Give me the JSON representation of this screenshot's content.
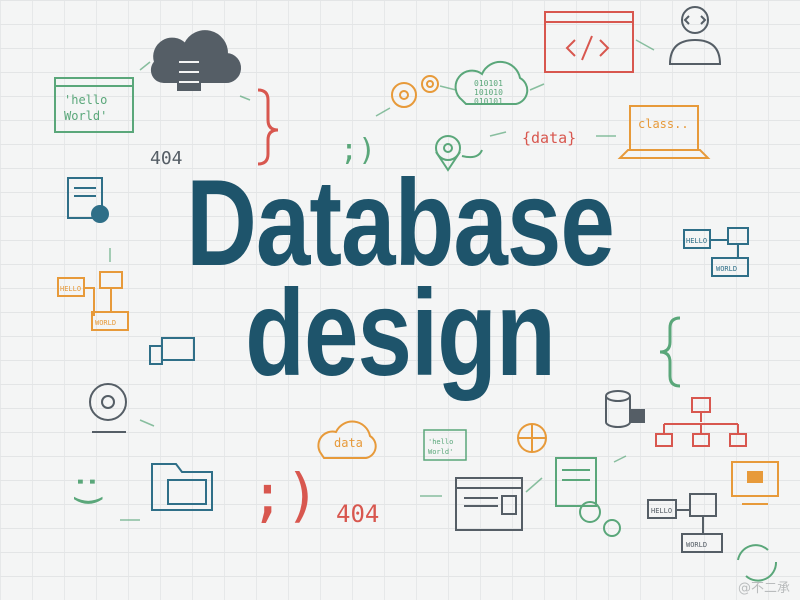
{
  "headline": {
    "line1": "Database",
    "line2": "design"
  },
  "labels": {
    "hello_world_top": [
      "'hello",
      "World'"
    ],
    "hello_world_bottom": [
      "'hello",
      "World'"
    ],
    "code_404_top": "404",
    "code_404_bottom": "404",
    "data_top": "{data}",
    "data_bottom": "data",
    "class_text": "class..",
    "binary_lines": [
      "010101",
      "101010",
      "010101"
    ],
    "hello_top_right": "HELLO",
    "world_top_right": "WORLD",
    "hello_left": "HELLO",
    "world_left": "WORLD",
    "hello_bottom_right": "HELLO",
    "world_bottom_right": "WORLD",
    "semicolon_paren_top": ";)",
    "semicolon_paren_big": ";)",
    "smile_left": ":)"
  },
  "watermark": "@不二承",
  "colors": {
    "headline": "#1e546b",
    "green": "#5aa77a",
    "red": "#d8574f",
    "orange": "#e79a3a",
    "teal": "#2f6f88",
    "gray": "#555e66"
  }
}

==

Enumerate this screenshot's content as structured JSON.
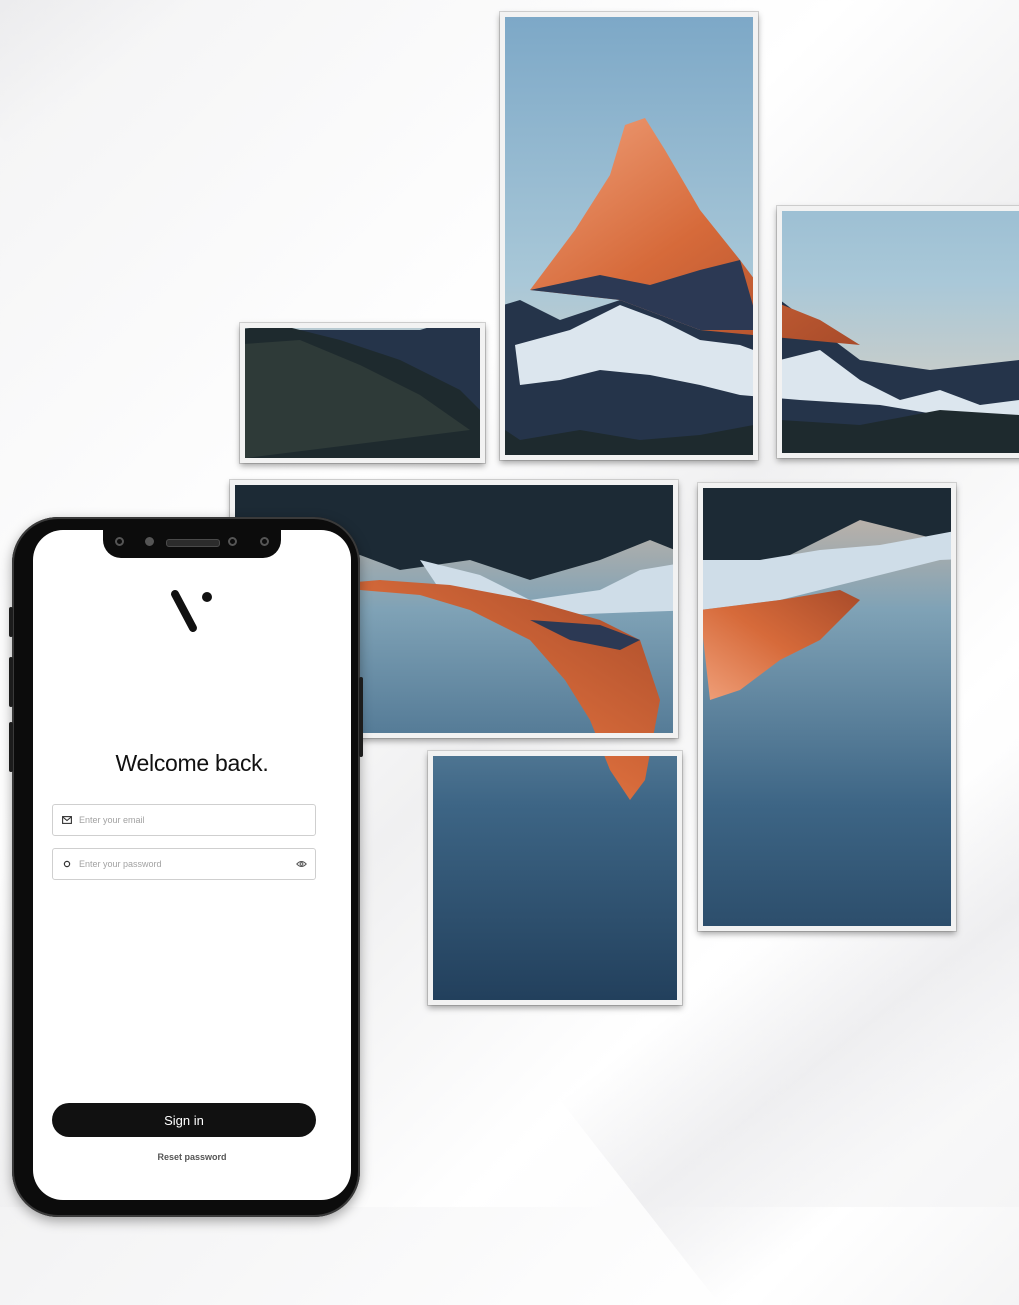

...

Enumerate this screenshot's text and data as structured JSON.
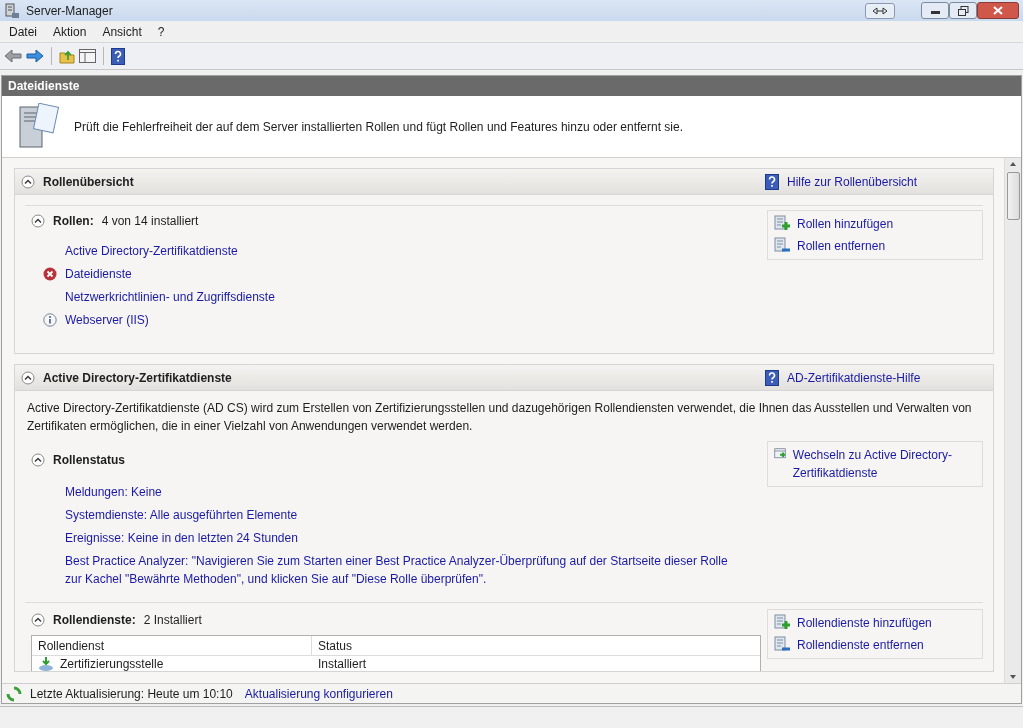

**What you will do**: Of the lines in this data, how many contain "structured"? Reply with only the number.

**Reply**: 2